DATA EXCERPTS ▸

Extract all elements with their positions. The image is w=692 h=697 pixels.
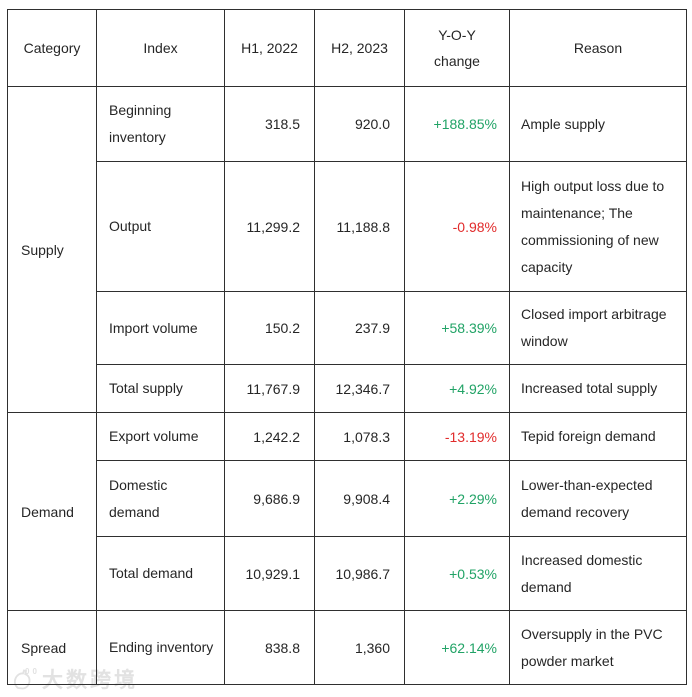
h1-value-cell: 11,767.9 xyxy=(224,364,315,413)
table-row: Demand Export volume 1,242.2 1,078.3 -13… xyxy=(7,412,687,611)
yoy-value-cell: +4.92% xyxy=(404,364,510,413)
header-category: Category xyxy=(7,9,97,87)
header-reason: Reason xyxy=(509,9,687,87)
yoy-value-cell: -0.98% xyxy=(404,161,510,292)
reason-cell: Lower-than-expected demand recovery xyxy=(509,460,687,537)
index-cell: Domestic demand xyxy=(96,460,225,537)
yoy-value-cell: +58.39% xyxy=(404,291,510,365)
h1-value-cell: 318.5 xyxy=(224,86,315,162)
index-cell: Import volume xyxy=(96,291,225,365)
yoy-value-cell: -13.19% xyxy=(404,412,510,461)
h2-value-cell: 12,346.7 xyxy=(314,364,405,413)
category-cell-supply: Supply xyxy=(7,86,97,413)
table-row: Total demand 10,929.1 10,986.7 +0.53% In… xyxy=(8,536,687,611)
reason-cell: Increased total supply xyxy=(509,364,687,413)
reason-cell: Closed import arbitrage window xyxy=(509,291,687,365)
h1-value-cell: 9,686.9 xyxy=(224,460,315,537)
reason-cell: Ample supply xyxy=(509,86,687,162)
reason-cell: High output loss due to maintenance; The… xyxy=(509,161,687,292)
table-row: Total supply 11,767.9 12,346.7 +4.92% In… xyxy=(8,364,687,413)
pvc-balance-table: Category Index H1, 2022 H2, 2023 Y-O-Y c… xyxy=(7,9,687,685)
category-cell-spread: Spread xyxy=(7,610,97,685)
h1-value-cell: 10,929.1 xyxy=(224,536,315,611)
h2-value-cell: 237.9 xyxy=(314,291,405,365)
h1-value-cell: 838.8 xyxy=(224,610,315,685)
header-h2-2023: H2, 2023 xyxy=(314,9,405,87)
h1-value-cell: 1,242.2 xyxy=(224,412,315,461)
yoy-value-cell: +62.14% xyxy=(404,610,510,685)
table-row: Domestic demand 9,686.9 9,908.4 +2.29% L… xyxy=(8,460,687,537)
index-cell: Total supply xyxy=(96,364,225,413)
h1-value-cell: 150.2 xyxy=(224,291,315,365)
h2-value-cell: 1,360 xyxy=(314,610,405,685)
header-index: Index xyxy=(96,9,225,87)
h2-value-cell: 10,986.7 xyxy=(314,536,405,611)
index-cell: Total demand xyxy=(96,536,225,611)
index-cell: Ending inventory xyxy=(96,610,225,685)
h2-value-cell: 1,078.3 xyxy=(314,412,405,461)
header-h1-2022: H1, 2022 xyxy=(224,9,315,87)
table-row: Supply Beginning inventory 318.5 920.0 +… xyxy=(7,86,687,413)
reason-cell: Increased domestic demand xyxy=(509,536,687,611)
header-yoy-change: Y-O-Y change xyxy=(404,9,510,87)
h2-value-cell: 11,188.8 xyxy=(314,161,405,292)
category-cell-demand: Demand xyxy=(7,412,97,611)
h2-value-cell: 9,908.4 xyxy=(314,460,405,537)
table-row: Spread Ending inventory 838.8 1,360 +62.… xyxy=(7,610,687,685)
index-cell: Output xyxy=(96,161,225,292)
table-row: Output 11,299.2 11,188.8 -0.98% High out… xyxy=(8,161,687,292)
yoy-value-cell: +0.53% xyxy=(404,536,510,611)
index-cell: Beginning inventory xyxy=(96,86,225,162)
yoy-value-cell: +2.29% xyxy=(404,460,510,537)
table-row: Import volume 150.2 237.9 +58.39% Closed… xyxy=(8,291,687,365)
h1-value-cell: 11,299.2 xyxy=(224,161,315,292)
header-row: Category Index H1, 2022 H2, 2023 Y-O-Y c… xyxy=(7,9,687,87)
index-cell: Export volume xyxy=(96,412,225,461)
h2-value-cell: 920.0 xyxy=(314,86,405,162)
reason-cell: Tepid foreign demand xyxy=(509,412,687,461)
yoy-value-cell: +188.85% xyxy=(404,86,510,162)
reason-cell: Oversupply in the PVC powder market xyxy=(509,610,687,685)
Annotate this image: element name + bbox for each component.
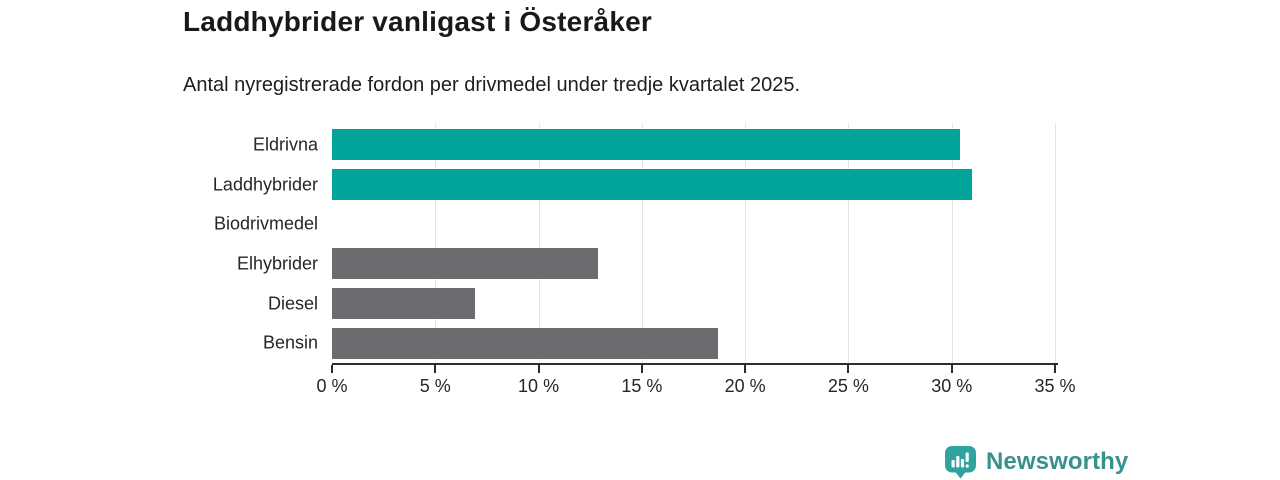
y-axis-label: Biodrivmedel: [213, 213, 318, 234]
plot-area: [332, 123, 1060, 363]
y-axis-label: Diesel: [267, 293, 318, 313]
x-axis-tick: [1054, 365, 1056, 373]
x-axis-tick: [744, 365, 747, 373]
x-axis-tick: [640, 365, 643, 373]
x-axis-line: [332, 363, 1058, 365]
bar-row: [332, 327, 719, 359]
bar-row: [332, 288, 475, 319]
bar-row: [332, 169, 973, 200]
chart-subtitle: Antal nyregistrerade fordon per drivmede…: [183, 74, 801, 96]
y-axis-label: Laddhybrider: [212, 174, 318, 194]
bar-row: [332, 129, 960, 161]
y-axis-labels: Eldrivna Laddhybrider Biodrivmedel Elhybrid…: [0, 125, 318, 363]
x-axis-tick-label: 10 %: [518, 376, 560, 396]
x-axis-tick-label: 35 %: [1034, 376, 1076, 396]
x-axis-tick-label: 0 %: [316, 376, 348, 396]
newsworthy-logo-icon: [945, 446, 976, 479]
gridline: [641, 123, 643, 363]
x-axis-tick: [331, 365, 333, 373]
y-axis-label: Bensin: [262, 332, 318, 353]
x-axis-tick: [537, 365, 540, 373]
chart-title: Laddhybrider vanligast i Österåker: [183, 6, 652, 37]
y-axis-label: Eldrivna: [252, 134, 318, 155]
x-axis-tick: [847, 365, 850, 373]
x-axis-tick-label: 30 %: [931, 376, 973, 396]
y-axis-label: Elhybrider: [236, 253, 318, 274]
x-axis-tick-label: 15 %: [621, 376, 663, 396]
x-axis: 0 % 5 % 10 % 15 % 20 % 25 % 30 % 35 %: [316, 363, 1076, 403]
bar-bensin: [332, 327, 719, 359]
bar-diesel: [332, 288, 475, 319]
gridline: [848, 123, 850, 363]
bar-elhybrider: [332, 248, 599, 280]
x-axis-tick: [434, 365, 437, 373]
x-axis-tick-label: 5 %: [419, 376, 451, 396]
bar-laddhybrider: [332, 169, 973, 200]
gridline: [745, 123, 747, 363]
x-axis-tick: [950, 365, 953, 373]
gridline: [538, 123, 540, 363]
bar-row: [332, 248, 599, 280]
x-axis-tick-label: 25 %: [827, 376, 869, 396]
bar-eldrivna: [332, 129, 960, 161]
gridline: [951, 123, 953, 363]
brand-logo: Newsworthy: [944, 445, 1128, 479]
gridline: [1055, 123, 1056, 363]
x-axis-tick-label: 20 %: [724, 376, 766, 396]
brand-logo-text: Newsworthy: [986, 448, 1129, 475]
gridline: [435, 123, 437, 363]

YOUR TASK ▸
Pull out each line above that contains the string "chart". Treat uppercase and lowercase as different.

OUTPUT FOR THIS TASK ▸
chart-subtitle: Antal nyregistrerade fordon per drivmede…: [183, 74, 801, 96]
chart-title: Laddhybrider vanligast i Österåker: [183, 6, 652, 37]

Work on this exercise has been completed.